§ SUPPLIED RECORDS
** BEGIN **

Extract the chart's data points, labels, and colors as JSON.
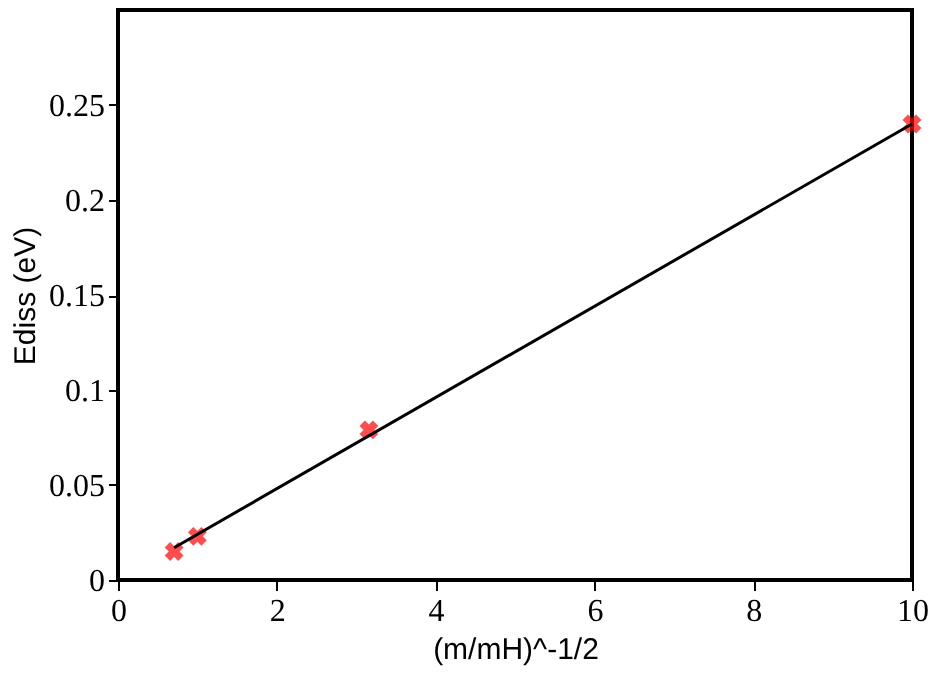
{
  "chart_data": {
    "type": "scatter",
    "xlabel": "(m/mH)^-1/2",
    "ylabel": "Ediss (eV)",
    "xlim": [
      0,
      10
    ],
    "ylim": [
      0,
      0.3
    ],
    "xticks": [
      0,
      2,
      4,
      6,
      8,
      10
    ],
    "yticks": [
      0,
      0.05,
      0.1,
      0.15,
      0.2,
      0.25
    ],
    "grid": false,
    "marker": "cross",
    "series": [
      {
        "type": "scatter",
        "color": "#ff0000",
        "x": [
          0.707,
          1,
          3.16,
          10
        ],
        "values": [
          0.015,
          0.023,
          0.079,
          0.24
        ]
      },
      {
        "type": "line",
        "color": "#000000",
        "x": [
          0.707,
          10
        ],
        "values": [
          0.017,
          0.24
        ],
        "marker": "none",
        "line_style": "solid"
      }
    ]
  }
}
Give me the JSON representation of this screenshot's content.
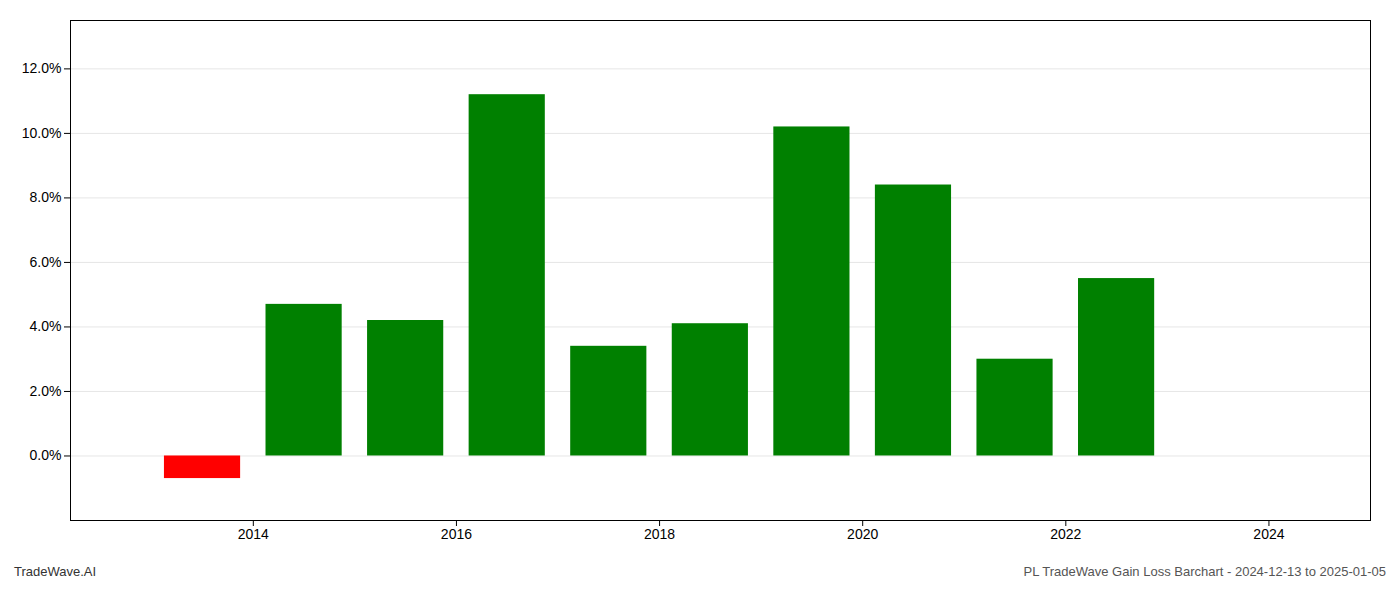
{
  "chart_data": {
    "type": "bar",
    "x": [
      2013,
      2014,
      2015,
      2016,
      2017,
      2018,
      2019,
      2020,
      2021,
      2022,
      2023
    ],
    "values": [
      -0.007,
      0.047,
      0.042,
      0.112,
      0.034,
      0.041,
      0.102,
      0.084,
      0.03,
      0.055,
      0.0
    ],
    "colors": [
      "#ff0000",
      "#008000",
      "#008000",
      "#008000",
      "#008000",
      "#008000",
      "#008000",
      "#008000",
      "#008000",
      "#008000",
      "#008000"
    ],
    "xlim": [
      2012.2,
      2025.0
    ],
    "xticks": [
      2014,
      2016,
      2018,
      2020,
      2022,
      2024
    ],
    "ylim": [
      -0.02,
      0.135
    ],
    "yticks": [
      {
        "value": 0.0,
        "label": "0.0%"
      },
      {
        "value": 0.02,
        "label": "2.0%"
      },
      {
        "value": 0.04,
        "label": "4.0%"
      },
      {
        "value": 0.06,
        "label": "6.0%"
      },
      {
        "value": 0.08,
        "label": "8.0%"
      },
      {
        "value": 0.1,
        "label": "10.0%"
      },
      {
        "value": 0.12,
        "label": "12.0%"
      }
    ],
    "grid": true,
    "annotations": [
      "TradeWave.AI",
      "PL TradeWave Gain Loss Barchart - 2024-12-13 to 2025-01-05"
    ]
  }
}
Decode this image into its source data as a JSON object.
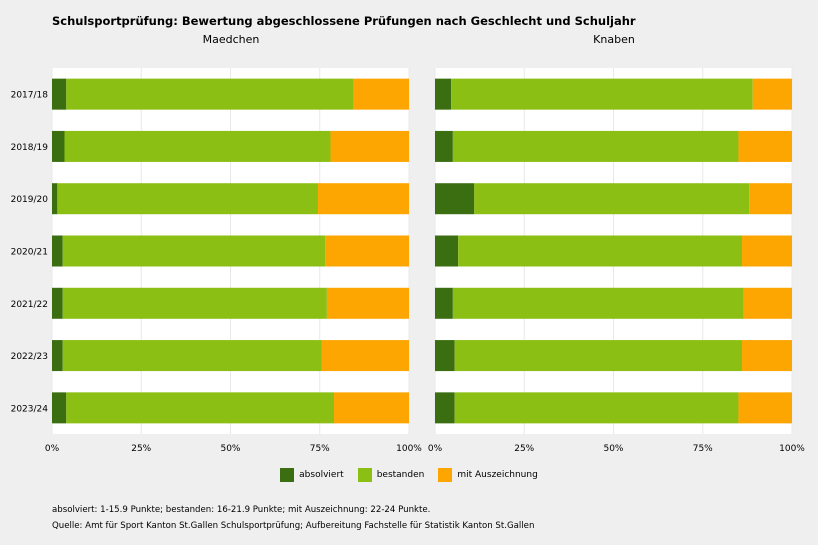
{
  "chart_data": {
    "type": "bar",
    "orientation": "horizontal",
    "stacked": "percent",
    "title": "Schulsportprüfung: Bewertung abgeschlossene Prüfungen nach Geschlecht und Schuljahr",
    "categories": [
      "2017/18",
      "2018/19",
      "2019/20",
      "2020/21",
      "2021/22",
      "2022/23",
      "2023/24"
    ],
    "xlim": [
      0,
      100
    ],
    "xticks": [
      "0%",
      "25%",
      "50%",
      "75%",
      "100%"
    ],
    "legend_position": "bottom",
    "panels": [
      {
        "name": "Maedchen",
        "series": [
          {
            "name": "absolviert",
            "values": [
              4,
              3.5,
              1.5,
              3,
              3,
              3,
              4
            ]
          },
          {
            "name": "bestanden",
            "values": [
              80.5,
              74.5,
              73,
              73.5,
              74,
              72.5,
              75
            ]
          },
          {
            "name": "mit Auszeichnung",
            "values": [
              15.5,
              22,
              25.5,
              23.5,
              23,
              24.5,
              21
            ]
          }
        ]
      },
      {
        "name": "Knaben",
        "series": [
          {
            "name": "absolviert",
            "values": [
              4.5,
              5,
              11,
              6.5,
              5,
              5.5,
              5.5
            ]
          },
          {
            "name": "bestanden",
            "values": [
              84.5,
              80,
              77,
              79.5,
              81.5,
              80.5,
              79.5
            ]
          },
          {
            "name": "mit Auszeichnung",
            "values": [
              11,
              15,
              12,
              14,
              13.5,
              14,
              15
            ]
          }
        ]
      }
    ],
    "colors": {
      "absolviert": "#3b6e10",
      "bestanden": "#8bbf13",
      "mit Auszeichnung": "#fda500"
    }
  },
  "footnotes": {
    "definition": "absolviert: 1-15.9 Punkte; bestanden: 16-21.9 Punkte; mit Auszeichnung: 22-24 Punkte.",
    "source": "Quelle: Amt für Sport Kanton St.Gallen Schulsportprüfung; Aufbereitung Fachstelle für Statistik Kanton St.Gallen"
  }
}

** END **
** BEGIN **

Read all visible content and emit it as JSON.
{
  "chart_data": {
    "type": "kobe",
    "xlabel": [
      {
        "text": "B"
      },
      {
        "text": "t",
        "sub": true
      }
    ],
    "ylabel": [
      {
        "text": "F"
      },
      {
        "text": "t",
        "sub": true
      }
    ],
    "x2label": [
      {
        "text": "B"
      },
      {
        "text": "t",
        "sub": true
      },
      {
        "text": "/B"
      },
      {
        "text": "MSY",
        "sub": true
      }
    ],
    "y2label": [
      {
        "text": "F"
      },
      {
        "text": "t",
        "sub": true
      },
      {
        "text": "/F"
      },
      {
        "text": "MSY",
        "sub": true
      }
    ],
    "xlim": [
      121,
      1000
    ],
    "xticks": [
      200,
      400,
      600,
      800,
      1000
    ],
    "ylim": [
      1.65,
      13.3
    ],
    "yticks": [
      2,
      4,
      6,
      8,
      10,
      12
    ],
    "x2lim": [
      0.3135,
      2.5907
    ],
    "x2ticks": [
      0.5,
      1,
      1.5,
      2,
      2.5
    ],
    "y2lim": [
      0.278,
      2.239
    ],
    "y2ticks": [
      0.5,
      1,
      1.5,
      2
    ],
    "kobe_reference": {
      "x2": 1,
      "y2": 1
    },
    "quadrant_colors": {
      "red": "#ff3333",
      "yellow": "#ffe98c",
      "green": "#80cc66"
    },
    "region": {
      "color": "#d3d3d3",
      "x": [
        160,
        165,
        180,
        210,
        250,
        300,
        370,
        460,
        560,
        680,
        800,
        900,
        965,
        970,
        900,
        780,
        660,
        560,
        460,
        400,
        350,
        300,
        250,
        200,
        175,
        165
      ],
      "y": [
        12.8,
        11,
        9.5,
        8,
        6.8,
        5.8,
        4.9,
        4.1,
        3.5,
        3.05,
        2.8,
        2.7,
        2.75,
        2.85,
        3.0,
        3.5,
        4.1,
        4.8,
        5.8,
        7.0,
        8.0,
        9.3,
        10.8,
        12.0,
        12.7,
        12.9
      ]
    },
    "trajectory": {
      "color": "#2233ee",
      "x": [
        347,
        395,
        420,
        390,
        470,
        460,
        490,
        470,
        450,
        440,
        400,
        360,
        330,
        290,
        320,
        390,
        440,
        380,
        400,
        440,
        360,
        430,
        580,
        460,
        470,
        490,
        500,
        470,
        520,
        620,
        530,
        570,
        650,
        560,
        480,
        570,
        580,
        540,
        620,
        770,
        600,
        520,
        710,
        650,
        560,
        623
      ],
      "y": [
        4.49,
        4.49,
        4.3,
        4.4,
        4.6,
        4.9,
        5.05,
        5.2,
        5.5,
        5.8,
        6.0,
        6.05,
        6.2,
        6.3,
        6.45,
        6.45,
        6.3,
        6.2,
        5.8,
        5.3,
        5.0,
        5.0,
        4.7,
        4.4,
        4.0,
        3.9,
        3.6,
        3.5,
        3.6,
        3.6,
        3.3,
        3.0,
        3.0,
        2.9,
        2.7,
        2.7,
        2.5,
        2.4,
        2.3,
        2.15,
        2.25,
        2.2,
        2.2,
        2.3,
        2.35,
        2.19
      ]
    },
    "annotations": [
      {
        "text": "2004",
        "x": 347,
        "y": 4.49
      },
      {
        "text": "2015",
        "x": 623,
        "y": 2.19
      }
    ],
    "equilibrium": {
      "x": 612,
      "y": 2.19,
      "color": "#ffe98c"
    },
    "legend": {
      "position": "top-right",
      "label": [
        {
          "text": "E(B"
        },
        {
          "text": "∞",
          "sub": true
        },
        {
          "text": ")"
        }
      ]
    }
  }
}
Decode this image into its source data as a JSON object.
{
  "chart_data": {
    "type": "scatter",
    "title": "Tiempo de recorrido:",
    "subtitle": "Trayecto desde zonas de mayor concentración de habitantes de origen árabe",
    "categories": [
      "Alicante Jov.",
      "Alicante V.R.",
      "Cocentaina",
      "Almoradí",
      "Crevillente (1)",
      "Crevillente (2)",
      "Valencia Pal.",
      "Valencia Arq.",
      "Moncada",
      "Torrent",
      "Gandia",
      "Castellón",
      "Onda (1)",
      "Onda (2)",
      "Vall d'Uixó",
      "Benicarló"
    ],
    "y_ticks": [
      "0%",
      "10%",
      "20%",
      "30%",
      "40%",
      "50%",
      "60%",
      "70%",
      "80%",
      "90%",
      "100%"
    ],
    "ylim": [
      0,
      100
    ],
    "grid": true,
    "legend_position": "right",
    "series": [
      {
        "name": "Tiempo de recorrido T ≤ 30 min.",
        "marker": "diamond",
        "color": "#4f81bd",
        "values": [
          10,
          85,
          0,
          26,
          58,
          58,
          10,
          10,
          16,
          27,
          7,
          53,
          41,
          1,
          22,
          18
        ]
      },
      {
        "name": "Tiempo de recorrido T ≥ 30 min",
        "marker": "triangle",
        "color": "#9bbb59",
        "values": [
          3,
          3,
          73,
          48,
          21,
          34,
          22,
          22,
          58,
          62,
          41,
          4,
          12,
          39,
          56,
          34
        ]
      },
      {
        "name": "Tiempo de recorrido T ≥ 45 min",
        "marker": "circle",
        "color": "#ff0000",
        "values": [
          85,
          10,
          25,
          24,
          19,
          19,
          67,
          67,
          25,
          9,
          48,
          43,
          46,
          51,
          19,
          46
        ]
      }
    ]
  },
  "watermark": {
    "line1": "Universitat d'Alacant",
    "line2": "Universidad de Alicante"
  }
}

** END **

§ WORK REQUIRED
Filter the data for the string "JSON" and copy every line that has it.

§ ANSWER TO THIS PROBLEM
Extract the chart's data points, labels, and colors as JSON.
Give me the JSON representation of this screenshot's content.
Decode this image into its source data as a JSON object.
Read all visible content and emit it as JSON.
Decode this image into its source data as a JSON object.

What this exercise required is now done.